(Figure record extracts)
+++++

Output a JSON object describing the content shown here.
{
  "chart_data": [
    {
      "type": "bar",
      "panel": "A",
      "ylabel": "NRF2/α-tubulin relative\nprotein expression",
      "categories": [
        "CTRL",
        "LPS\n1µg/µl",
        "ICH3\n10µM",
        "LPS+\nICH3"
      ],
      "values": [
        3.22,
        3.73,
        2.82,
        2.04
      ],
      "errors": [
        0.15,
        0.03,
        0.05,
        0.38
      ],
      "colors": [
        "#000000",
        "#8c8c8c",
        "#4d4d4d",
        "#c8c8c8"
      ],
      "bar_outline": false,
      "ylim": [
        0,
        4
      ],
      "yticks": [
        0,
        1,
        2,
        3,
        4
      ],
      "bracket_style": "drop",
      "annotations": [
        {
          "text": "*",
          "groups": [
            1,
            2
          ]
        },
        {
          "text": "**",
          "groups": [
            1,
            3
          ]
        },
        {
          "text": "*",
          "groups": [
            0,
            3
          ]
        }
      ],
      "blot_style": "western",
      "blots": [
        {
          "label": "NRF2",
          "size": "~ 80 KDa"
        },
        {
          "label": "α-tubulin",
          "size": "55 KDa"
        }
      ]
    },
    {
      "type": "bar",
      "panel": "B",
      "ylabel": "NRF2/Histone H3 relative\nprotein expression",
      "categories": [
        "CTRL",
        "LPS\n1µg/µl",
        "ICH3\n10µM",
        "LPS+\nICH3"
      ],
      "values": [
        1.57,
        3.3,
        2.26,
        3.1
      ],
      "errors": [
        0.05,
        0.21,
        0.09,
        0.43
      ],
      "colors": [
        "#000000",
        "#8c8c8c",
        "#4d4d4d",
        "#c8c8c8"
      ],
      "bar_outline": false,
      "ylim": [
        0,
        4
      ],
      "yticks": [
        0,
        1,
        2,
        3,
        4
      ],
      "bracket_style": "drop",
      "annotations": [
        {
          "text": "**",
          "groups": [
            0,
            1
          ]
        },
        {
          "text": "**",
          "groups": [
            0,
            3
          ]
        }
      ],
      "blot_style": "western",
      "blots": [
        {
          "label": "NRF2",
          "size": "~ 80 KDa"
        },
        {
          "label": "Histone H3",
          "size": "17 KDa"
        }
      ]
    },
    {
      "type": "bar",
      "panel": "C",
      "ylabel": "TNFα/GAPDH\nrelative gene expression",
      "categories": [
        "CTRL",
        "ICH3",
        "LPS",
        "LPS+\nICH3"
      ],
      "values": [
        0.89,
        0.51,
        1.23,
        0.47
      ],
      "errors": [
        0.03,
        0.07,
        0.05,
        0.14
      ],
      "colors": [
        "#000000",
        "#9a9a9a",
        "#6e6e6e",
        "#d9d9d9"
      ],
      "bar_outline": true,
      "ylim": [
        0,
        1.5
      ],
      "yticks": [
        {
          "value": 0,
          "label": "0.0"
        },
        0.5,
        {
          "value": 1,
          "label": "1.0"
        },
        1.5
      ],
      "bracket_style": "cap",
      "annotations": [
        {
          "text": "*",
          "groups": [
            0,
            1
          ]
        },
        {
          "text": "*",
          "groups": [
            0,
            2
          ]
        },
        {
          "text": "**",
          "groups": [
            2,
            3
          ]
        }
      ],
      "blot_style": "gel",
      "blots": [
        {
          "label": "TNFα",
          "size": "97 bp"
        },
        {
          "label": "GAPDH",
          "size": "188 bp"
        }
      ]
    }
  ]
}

+++++

Each line above that has the word "tubulin" should be copied.

> _TASK RESPONSE_:
      "ylabel": "NRF2/α-tubulin relative\nprotein expression",
          "label": "α-tubulin",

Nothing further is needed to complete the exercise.